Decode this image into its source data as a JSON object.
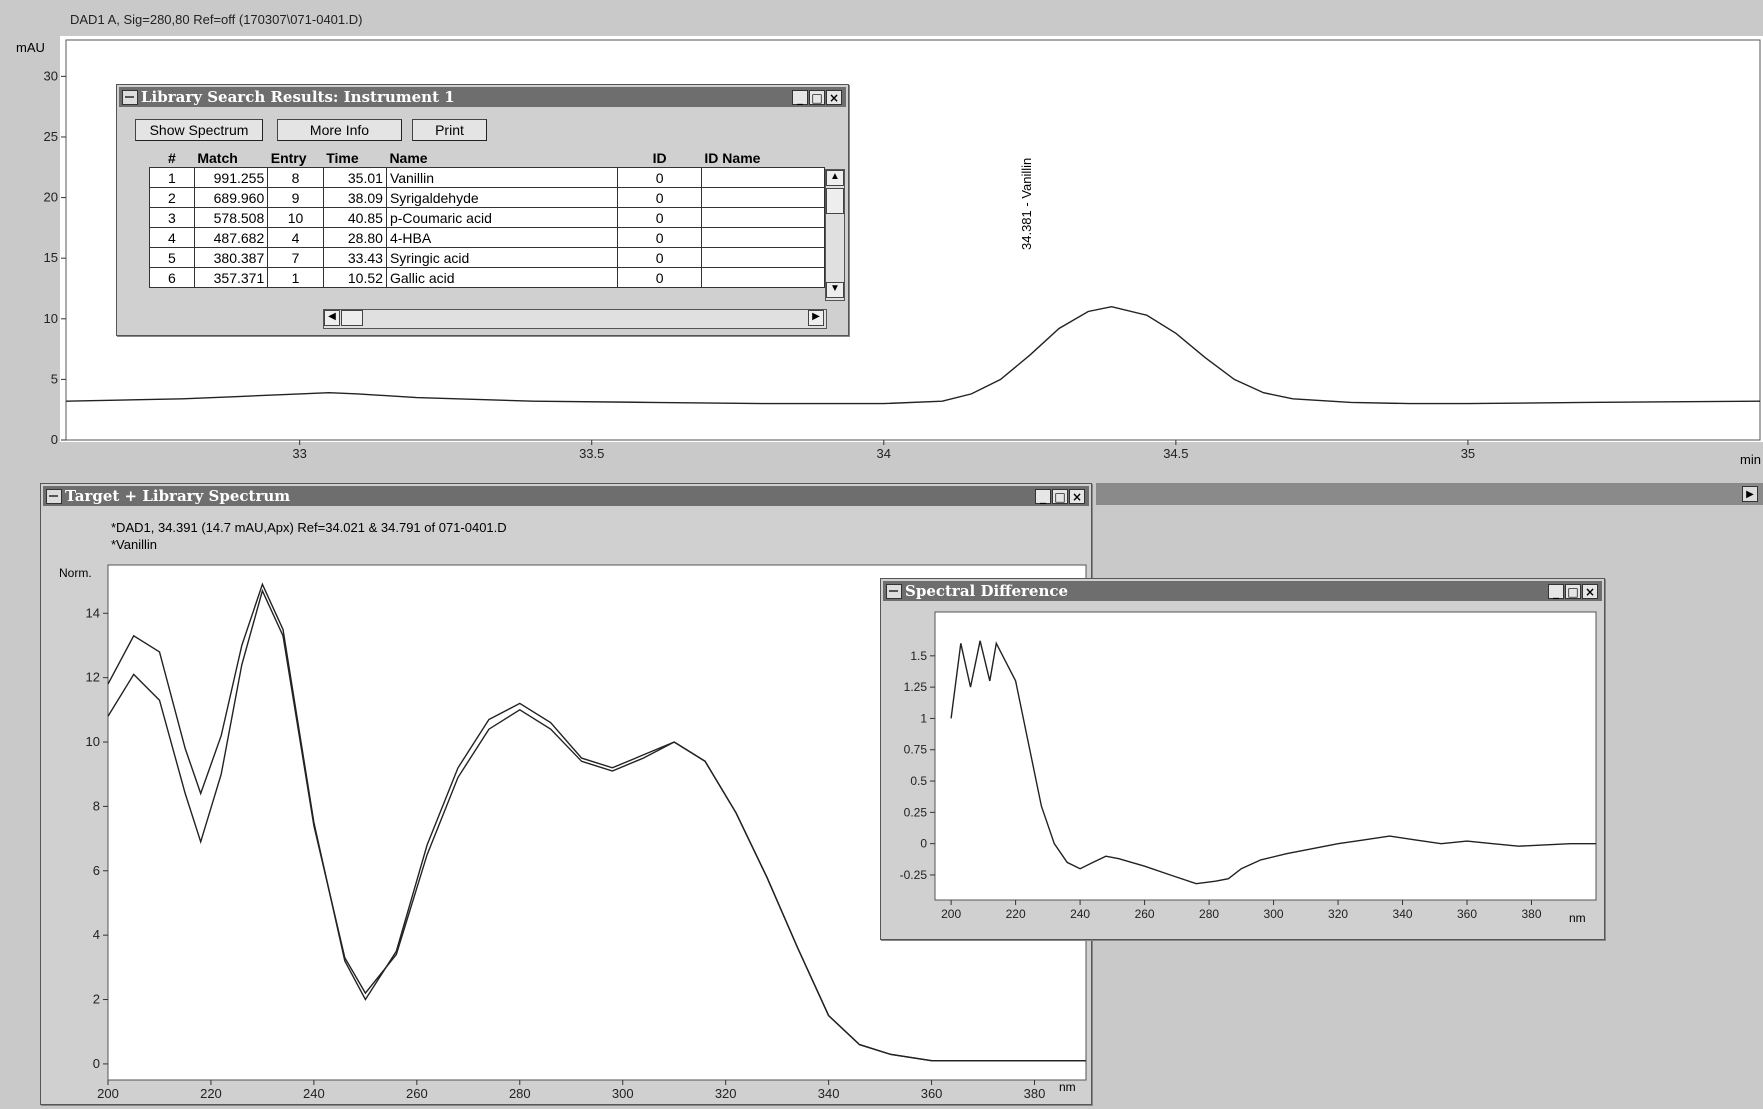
{
  "chromatogram": {
    "title": "DAD1 A, Sig=280,80 Ref=off (170307\\071-0401.D)",
    "y_unit": "mAU",
    "x_unit": "min",
    "peak_label": "34.381 - Vanillin"
  },
  "library_window": {
    "title": "Library Search Results: Instrument 1",
    "buttons": {
      "show_spectrum": "Show Spectrum",
      "more_info": "More Info",
      "print": "Print"
    },
    "columns": [
      "#",
      "Match",
      "Entry",
      "Time",
      "Name",
      "ID",
      "ID Name"
    ],
    "rows": [
      {
        "n": "1",
        "match": "991.255",
        "entry": "8",
        "time": "35.01",
        "name": "Vanillin",
        "id": "0",
        "id_name": ""
      },
      {
        "n": "2",
        "match": "689.960",
        "entry": "9",
        "time": "38.09",
        "name": "Syrigaldehyde",
        "id": "0",
        "id_name": ""
      },
      {
        "n": "3",
        "match": "578.508",
        "entry": "10",
        "time": "40.85",
        "name": "p-Coumaric acid",
        "id": "0",
        "id_name": ""
      },
      {
        "n": "4",
        "match": "487.682",
        "entry": "4",
        "time": "28.80",
        "name": "4-HBA",
        "id": "0",
        "id_name": ""
      },
      {
        "n": "5",
        "match": "380.387",
        "entry": "7",
        "time": "33.43",
        "name": "Syringic acid",
        "id": "0",
        "id_name": ""
      },
      {
        "n": "6",
        "match": "357.371",
        "entry": "1",
        "time": "10.52",
        "name": "Gallic acid",
        "id": "0",
        "id_name": ""
      }
    ]
  },
  "spectrum_window": {
    "title": "Target + Library Spectrum",
    "info_line1": "*DAD1, 34.391 (14.7 mAU,Apx) Ref=34.021 & 34.791 of 071-0401.D",
    "info_line2": "*Vanillin",
    "y_unit": "Norm.",
    "x_unit": "nm"
  },
  "difference_window": {
    "title": "Spectral Difference",
    "x_unit": "nm"
  },
  "window_buttons": {
    "minimize": "_",
    "maximize": "□",
    "close": "×"
  },
  "chart_data": [
    {
      "type": "line",
      "name": "chromatogram",
      "xlim": [
        32.6,
        35.5
      ],
      "ylim": [
        0,
        33
      ],
      "x_ticks": [
        33,
        33.5,
        34,
        34.5,
        35
      ],
      "x_tick_labels": [
        "33",
        "33.5",
        "34",
        "34.5",
        "35"
      ],
      "y_ticks": [
        0,
        5,
        10,
        15,
        20,
        25,
        30
      ],
      "x": [
        32.6,
        32.8,
        32.9,
        33.0,
        33.05,
        33.1,
        33.2,
        33.4,
        33.6,
        33.8,
        34.0,
        34.1,
        34.15,
        34.2,
        34.25,
        34.3,
        34.35,
        34.39,
        34.45,
        34.5,
        34.55,
        34.6,
        34.65,
        34.7,
        34.8,
        34.9,
        35.0,
        35.2,
        35.5
      ],
      "y": [
        3.2,
        3.4,
        3.6,
        3.8,
        3.9,
        3.8,
        3.5,
        3.2,
        3.1,
        3.0,
        3.0,
        3.2,
        3.8,
        5.0,
        7.0,
        9.2,
        10.6,
        11.0,
        10.3,
        8.8,
        6.8,
        5.0,
        3.9,
        3.4,
        3.1,
        3.0,
        3.0,
        3.1,
        3.2
      ]
    },
    {
      "type": "line",
      "name": "target-library-spectrum",
      "xlim": [
        200,
        390
      ],
      "ylim": [
        -0.5,
        15.5
      ],
      "x_ticks": [
        200,
        220,
        240,
        260,
        280,
        300,
        320,
        340,
        360,
        380
      ],
      "y_ticks": [
        0,
        2,
        4,
        6,
        8,
        10,
        12,
        14
      ],
      "series": [
        {
          "x": [
            200,
            205,
            210,
            215,
            218,
            222,
            226,
            230,
            234,
            240,
            246,
            250,
            256,
            262,
            268,
            274,
            280,
            286,
            292,
            298,
            304,
            310,
            316,
            322,
            328,
            334,
            340,
            346,
            352,
            360,
            370,
            380,
            390
          ],
          "values": [
            11.8,
            13.3,
            12.8,
            9.8,
            8.4,
            10.2,
            13.0,
            14.9,
            13.5,
            7.5,
            3.2,
            2.0,
            3.5,
            6.8,
            9.2,
            10.7,
            11.2,
            10.6,
            9.5,
            9.2,
            9.6,
            10.0,
            9.4,
            7.8,
            5.8,
            3.6,
            1.5,
            0.6,
            0.3,
            0.1,
            0.1,
            0.1,
            0.1
          ]
        },
        {
          "x": [
            200,
            205,
            210,
            215,
            218,
            222,
            226,
            230,
            234,
            240,
            246,
            250,
            256,
            262,
            268,
            274,
            280,
            286,
            292,
            298,
            304,
            310,
            316,
            322,
            328,
            334,
            340,
            346,
            352,
            360,
            370,
            380,
            390
          ],
          "values": [
            10.8,
            12.1,
            11.3,
            8.4,
            6.9,
            9.0,
            12.4,
            14.7,
            13.3,
            7.4,
            3.3,
            2.2,
            3.4,
            6.5,
            8.9,
            10.4,
            11.0,
            10.4,
            9.4,
            9.1,
            9.5,
            10.0,
            9.4,
            7.8,
            5.8,
            3.6,
            1.5,
            0.6,
            0.3,
            0.1,
            0.1,
            0.1,
            0.1
          ]
        }
      ]
    },
    {
      "type": "line",
      "name": "spectral-difference",
      "xlim": [
        195,
        400
      ],
      "ylim": [
        -0.45,
        1.85
      ],
      "x_ticks": [
        200,
        220,
        240,
        260,
        280,
        300,
        320,
        340,
        360,
        380
      ],
      "y_ticks": [
        -0.25,
        0,
        0.25,
        0.5,
        0.75,
        1,
        1.25,
        1.5
      ],
      "y_tick_labels": [
        "-0.25",
        "0",
        "0.25",
        "0.5",
        "0.75",
        "1",
        "1.25",
        "1.5"
      ],
      "x": [
        200,
        203,
        206,
        209,
        212,
        214,
        216,
        220,
        224,
        228,
        232,
        236,
        240,
        244,
        248,
        252,
        260,
        268,
        276,
        282,
        286,
        290,
        296,
        304,
        312,
        320,
        328,
        336,
        344,
        352,
        360,
        368,
        376,
        384,
        392,
        400
      ],
      "y": [
        1.0,
        1.6,
        1.25,
        1.62,
        1.3,
        1.6,
        1.5,
        1.3,
        0.8,
        0.3,
        0.0,
        -0.15,
        -0.2,
        -0.15,
        -0.1,
        -0.12,
        -0.18,
        -0.25,
        -0.32,
        -0.3,
        -0.28,
        -0.2,
        -0.13,
        -0.08,
        -0.04,
        0.0,
        0.03,
        0.06,
        0.03,
        0.0,
        0.02,
        0.0,
        -0.02,
        -0.01,
        0.0,
        0.0
      ]
    }
  ]
}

━━━━━━━━━━━━━━━━━━━━

Transcribe the entries above verbatim, omitting their pictures.

RESPONSE TO THIS TASK -
Decode this image into its source data as a JSON object.
{
  "chromatogram": {
    "title": "DAD1 A, Sig=280,80 Ref=off (170307\\071-0401.D)",
    "y_unit": "mAU",
    "x_unit": "min",
    "peak_label": "34.381 - Vanillin"
  },
  "library_window": {
    "title": "Library Search Results: Instrument 1",
    "buttons": {
      "show_spectrum": "Show Spectrum",
      "more_info": "More Info",
      "print": "Print"
    },
    "columns": [
      "#",
      "Match",
      "Entry",
      "Time",
      "Name",
      "ID",
      "ID Name"
    ],
    "rows": [
      {
        "n": "1",
        "match": "991.255",
        "entry": "8",
        "time": "35.01",
        "name": "Vanillin",
        "id": "0",
        "id_name": ""
      },
      {
        "n": "2",
        "match": "689.960",
        "entry": "9",
        "time": "38.09",
        "name": "Syrigaldehyde",
        "id": "0",
        "id_name": ""
      },
      {
        "n": "3",
        "match": "578.508",
        "entry": "10",
        "time": "40.85",
        "name": "p-Coumaric acid",
        "id": "0",
        "id_name": ""
      },
      {
        "n": "4",
        "match": "487.682",
        "entry": "4",
        "time": "28.80",
        "name": "4-HBA",
        "id": "0",
        "id_name": ""
      },
      {
        "n": "5",
        "match": "380.387",
        "entry": "7",
        "time": "33.43",
        "name": "Syringic acid",
        "id": "0",
        "id_name": ""
      },
      {
        "n": "6",
        "match": "357.371",
        "entry": "1",
        "time": "10.52",
        "name": "Gallic acid",
        "id": "0",
        "id_name": ""
      }
    ]
  },
  "spectrum_window": {
    "title": "Target + Library Spectrum",
    "info_line1": "*DAD1, 34.391 (14.7 mAU,Apx) Ref=34.021 & 34.791 of 071-0401.D",
    "info_line2": "*Vanillin",
    "y_unit": "Norm.",
    "x_unit": "nm"
  },
  "difference_window": {
    "title": "Spectral Difference",
    "x_unit": "nm"
  },
  "window_buttons": {
    "minimize": "_",
    "maximize": "□",
    "close": "×"
  },
  "chart_data": [
    {
      "type": "line",
      "name": "chromatogram",
      "xlim": [
        32.6,
        35.5
      ],
      "ylim": [
        0,
        33
      ],
      "x_ticks": [
        33,
        33.5,
        34,
        34.5,
        35
      ],
      "x_tick_labels": [
        "33",
        "33.5",
        "34",
        "34.5",
        "35"
      ],
      "y_ticks": [
        0,
        5,
        10,
        15,
        20,
        25,
        30
      ],
      "x": [
        32.6,
        32.8,
        32.9,
        33.0,
        33.05,
        33.1,
        33.2,
        33.4,
        33.6,
        33.8,
        34.0,
        34.1,
        34.15,
        34.2,
        34.25,
        34.3,
        34.35,
        34.39,
        34.45,
        34.5,
        34.55,
        34.6,
        34.65,
        34.7,
        34.8,
        34.9,
        35.0,
        35.2,
        35.5
      ],
      "y": [
        3.2,
        3.4,
        3.6,
        3.8,
        3.9,
        3.8,
        3.5,
        3.2,
        3.1,
        3.0,
        3.0,
        3.2,
        3.8,
        5.0,
        7.0,
        9.2,
        10.6,
        11.0,
        10.3,
        8.8,
        6.8,
        5.0,
        3.9,
        3.4,
        3.1,
        3.0,
        3.0,
        3.1,
        3.2
      ]
    },
    {
      "type": "line",
      "name": "target-library-spectrum",
      "xlim": [
        200,
        390
      ],
      "ylim": [
        -0.5,
        15.5
      ],
      "x_ticks": [
        200,
        220,
        240,
        260,
        280,
        300,
        320,
        340,
        360,
        380
      ],
      "y_ticks": [
        0,
        2,
        4,
        6,
        8,
        10,
        12,
        14
      ],
      "series": [
        {
          "x": [
            200,
            205,
            210,
            215,
            218,
            222,
            226,
            230,
            234,
            240,
            246,
            250,
            256,
            262,
            268,
            274,
            280,
            286,
            292,
            298,
            304,
            310,
            316,
            322,
            328,
            334,
            340,
            346,
            352,
            360,
            370,
            380,
            390
          ],
          "values": [
            11.8,
            13.3,
            12.8,
            9.8,
            8.4,
            10.2,
            13.0,
            14.9,
            13.5,
            7.5,
            3.2,
            2.0,
            3.5,
            6.8,
            9.2,
            10.7,
            11.2,
            10.6,
            9.5,
            9.2,
            9.6,
            10.0,
            9.4,
            7.8,
            5.8,
            3.6,
            1.5,
            0.6,
            0.3,
            0.1,
            0.1,
            0.1,
            0.1
          ]
        },
        {
          "x": [
            200,
            205,
            210,
            215,
            218,
            222,
            226,
            230,
            234,
            240,
            246,
            250,
            256,
            262,
            268,
            274,
            280,
            286,
            292,
            298,
            304,
            310,
            316,
            322,
            328,
            334,
            340,
            346,
            352,
            360,
            370,
            380,
            390
          ],
          "values": [
            10.8,
            12.1,
            11.3,
            8.4,
            6.9,
            9.0,
            12.4,
            14.7,
            13.3,
            7.4,
            3.3,
            2.2,
            3.4,
            6.5,
            8.9,
            10.4,
            11.0,
            10.4,
            9.4,
            9.1,
            9.5,
            10.0,
            9.4,
            7.8,
            5.8,
            3.6,
            1.5,
            0.6,
            0.3,
            0.1,
            0.1,
            0.1,
            0.1
          ]
        }
      ]
    },
    {
      "type": "line",
      "name": "spectral-difference",
      "xlim": [
        195,
        400
      ],
      "ylim": [
        -0.45,
        1.85
      ],
      "x_ticks": [
        200,
        220,
        240,
        260,
        280,
        300,
        320,
        340,
        360,
        380
      ],
      "y_ticks": [
        -0.25,
        0,
        0.25,
        0.5,
        0.75,
        1,
        1.25,
        1.5
      ],
      "y_tick_labels": [
        "-0.25",
        "0",
        "0.25",
        "0.5",
        "0.75",
        "1",
        "1.25",
        "1.5"
      ],
      "x": [
        200,
        203,
        206,
        209,
        212,
        214,
        216,
        220,
        224,
        228,
        232,
        236,
        240,
        244,
        248,
        252,
        260,
        268,
        276,
        282,
        286,
        290,
        296,
        304,
        312,
        320,
        328,
        336,
        344,
        352,
        360,
        368,
        376,
        384,
        392,
        400
      ],
      "y": [
        1.0,
        1.6,
        1.25,
        1.62,
        1.3,
        1.6,
        1.5,
        1.3,
        0.8,
        0.3,
        0.0,
        -0.15,
        -0.2,
        -0.15,
        -0.1,
        -0.12,
        -0.18,
        -0.25,
        -0.32,
        -0.3,
        -0.28,
        -0.2,
        -0.13,
        -0.08,
        -0.04,
        0.0,
        0.03,
        0.06,
        0.03,
        0.0,
        0.02,
        0.0,
        -0.02,
        -0.01,
        0.0,
        0.0
      ]
    }
  ]
}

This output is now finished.